- FRAGEN ZUM TEXT
1. Wie übersetzt der Vero-Beitrag den lateinischen Begriff „Vero“?
2. Gib den Text des Vero-Beitrags wortgetreu wieder, beginnend bei „2. März 2018“ und endend bei „Sinne: Let’s go!“.
3. Welche Vorhaben kündigt der Vero-Beitrag für die Betrachtung des Netzwerks an? Nenne alle.

- AUSZUG
---------------

News zum Wochenende


2. März 2018

VENI, VIDI, VERO


„Das Wahrhaftige“ – so lautet die Übersetzung Lateinischen Begriffes „Vero“. Und das neu aufgepoppte Social Network mit dem entsprechenden Namen, das in dieser Woche einen wahren Hype erlebte, beansprucht als „True Social“ genau diese Bedeutung für sich. Grund genug für uns, an dieser Stelle das Netzwerk einmal genauer zu betrachten, dabei die grundlegenden Funktionen näher zu beleuchten und etwaige Alleinstellungsmerkmale zu begutachten. In diesem Sinne: Let’s go!

---------------

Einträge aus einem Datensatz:
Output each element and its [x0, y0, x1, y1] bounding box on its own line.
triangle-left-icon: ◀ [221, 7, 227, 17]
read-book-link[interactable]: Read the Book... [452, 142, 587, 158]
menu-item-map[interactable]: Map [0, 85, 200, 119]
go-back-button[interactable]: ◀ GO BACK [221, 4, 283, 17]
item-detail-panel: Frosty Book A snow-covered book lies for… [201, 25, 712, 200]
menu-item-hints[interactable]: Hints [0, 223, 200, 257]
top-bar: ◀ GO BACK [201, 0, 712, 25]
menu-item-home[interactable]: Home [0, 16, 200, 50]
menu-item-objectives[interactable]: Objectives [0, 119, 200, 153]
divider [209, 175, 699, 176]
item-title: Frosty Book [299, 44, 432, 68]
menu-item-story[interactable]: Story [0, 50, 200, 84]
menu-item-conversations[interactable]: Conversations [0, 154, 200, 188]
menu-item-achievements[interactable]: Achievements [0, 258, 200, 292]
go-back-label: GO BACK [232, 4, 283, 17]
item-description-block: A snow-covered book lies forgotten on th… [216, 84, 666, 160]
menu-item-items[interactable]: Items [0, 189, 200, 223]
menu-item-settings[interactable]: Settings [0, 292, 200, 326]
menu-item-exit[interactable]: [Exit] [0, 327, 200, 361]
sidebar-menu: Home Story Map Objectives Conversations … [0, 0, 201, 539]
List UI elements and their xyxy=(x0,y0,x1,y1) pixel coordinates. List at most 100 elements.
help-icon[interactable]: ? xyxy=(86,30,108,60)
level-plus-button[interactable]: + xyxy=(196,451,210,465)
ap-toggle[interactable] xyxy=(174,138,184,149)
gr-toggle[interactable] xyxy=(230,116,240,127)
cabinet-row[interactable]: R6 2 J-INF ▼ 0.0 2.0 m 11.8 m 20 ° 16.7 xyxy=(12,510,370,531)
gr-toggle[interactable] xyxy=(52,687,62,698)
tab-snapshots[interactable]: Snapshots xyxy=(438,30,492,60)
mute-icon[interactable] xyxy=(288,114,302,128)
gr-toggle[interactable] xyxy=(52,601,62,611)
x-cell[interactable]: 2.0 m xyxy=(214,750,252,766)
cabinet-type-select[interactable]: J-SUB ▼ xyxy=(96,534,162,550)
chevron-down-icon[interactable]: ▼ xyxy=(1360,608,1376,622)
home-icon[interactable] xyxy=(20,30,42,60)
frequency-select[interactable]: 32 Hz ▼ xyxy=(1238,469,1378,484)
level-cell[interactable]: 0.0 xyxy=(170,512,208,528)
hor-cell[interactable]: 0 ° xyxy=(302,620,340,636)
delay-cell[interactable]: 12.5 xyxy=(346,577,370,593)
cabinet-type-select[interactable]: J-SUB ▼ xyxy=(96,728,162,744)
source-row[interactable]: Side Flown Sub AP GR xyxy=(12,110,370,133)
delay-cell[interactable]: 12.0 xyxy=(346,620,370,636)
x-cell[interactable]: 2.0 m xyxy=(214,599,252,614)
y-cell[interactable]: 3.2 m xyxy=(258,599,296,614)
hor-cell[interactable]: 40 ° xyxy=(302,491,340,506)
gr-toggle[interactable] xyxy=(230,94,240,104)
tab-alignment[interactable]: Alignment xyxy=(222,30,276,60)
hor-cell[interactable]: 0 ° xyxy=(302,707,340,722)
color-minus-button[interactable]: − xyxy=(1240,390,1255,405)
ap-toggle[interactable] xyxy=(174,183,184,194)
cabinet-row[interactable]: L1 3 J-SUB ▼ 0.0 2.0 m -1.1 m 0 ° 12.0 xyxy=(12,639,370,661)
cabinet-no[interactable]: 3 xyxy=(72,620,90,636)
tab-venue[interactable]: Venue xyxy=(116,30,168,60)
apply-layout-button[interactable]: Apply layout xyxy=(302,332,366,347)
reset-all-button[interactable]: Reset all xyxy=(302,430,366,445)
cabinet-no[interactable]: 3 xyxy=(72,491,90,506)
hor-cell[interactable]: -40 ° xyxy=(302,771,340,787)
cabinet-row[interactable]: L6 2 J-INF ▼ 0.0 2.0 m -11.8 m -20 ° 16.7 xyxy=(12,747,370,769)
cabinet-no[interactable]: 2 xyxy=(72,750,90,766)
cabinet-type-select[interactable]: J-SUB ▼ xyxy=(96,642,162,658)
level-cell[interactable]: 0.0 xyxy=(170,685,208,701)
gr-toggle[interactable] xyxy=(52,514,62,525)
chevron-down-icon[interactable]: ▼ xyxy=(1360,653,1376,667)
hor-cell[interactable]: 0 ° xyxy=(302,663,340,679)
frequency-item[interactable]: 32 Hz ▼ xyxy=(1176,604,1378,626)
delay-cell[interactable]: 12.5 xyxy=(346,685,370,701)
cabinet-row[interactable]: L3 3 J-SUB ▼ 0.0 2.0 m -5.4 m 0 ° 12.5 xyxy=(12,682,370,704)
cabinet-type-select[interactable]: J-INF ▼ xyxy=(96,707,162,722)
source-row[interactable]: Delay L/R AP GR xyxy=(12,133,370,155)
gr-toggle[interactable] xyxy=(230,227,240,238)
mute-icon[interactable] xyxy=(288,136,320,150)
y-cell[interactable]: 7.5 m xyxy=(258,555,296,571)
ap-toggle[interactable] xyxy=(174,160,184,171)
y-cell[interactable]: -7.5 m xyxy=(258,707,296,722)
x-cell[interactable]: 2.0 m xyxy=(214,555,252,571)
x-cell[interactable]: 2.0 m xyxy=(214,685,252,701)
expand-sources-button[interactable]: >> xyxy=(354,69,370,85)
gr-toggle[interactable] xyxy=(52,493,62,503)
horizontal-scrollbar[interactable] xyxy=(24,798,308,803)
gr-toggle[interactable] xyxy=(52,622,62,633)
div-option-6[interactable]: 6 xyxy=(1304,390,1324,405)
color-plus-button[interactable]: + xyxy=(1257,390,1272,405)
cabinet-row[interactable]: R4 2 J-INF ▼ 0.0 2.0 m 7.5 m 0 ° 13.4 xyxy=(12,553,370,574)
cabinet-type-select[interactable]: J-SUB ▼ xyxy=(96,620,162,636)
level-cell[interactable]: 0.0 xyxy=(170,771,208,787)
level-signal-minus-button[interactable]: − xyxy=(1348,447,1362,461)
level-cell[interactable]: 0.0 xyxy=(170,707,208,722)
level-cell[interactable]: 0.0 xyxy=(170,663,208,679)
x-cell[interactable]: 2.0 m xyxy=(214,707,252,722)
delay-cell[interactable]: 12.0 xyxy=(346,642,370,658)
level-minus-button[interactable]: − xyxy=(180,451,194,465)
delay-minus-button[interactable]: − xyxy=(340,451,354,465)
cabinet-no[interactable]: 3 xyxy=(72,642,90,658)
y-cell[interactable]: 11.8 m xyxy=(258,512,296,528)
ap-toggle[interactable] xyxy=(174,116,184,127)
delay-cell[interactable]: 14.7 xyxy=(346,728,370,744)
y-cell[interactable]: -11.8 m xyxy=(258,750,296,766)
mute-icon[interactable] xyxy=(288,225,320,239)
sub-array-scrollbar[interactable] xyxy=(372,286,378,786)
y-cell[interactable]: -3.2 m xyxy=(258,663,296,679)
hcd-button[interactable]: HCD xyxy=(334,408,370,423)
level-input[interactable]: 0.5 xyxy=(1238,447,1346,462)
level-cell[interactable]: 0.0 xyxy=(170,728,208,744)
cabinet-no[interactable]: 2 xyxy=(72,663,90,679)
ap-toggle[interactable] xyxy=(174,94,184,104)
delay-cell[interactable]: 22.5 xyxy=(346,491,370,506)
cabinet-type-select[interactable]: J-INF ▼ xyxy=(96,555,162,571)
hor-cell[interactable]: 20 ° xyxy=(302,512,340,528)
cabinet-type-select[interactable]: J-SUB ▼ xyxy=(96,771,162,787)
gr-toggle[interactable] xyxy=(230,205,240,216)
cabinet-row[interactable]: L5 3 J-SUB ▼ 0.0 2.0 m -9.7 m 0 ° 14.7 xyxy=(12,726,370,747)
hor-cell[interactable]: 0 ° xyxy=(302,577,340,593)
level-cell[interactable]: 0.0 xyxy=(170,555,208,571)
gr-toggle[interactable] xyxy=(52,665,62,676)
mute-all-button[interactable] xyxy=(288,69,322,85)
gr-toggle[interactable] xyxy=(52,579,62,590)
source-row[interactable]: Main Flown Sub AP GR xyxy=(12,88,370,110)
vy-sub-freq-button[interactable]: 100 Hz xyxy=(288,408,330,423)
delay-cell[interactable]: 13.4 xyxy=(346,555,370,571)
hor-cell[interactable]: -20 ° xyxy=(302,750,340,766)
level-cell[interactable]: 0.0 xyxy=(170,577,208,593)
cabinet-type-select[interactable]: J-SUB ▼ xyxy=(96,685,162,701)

---------------

- LÖSUNGEN PRO AUFGABE
1. Mit „Das Wahrhaftige“.

2.
2. März 2018

VENI, VIDI, VERO


„Das Wahrhaftige“ – so lautet die Übersetzung Lateinischen Begriffes „Vero“. Und das neu aufgepoppte Social Network mit dem entsprechenden Namen, das in dieser Woche einen wahren Hype erlebte, beansprucht als „True Social“ genau diese Bedeutung für sich. Grund genug für uns, an dieser Stelle das Netzwerk einmal genauer zu betrachten, dabei die grundlegenden Funktionen näher zu beleuchten und etwaige Alleinstellungsmerkmale zu begutachten. In diesem Sinne: Let’s go!

3. das Netzwerk genauer betrachten; die grundlegenden Funktionen näher beleuchten; etwaige Alleinstellungsmerkmale begutachten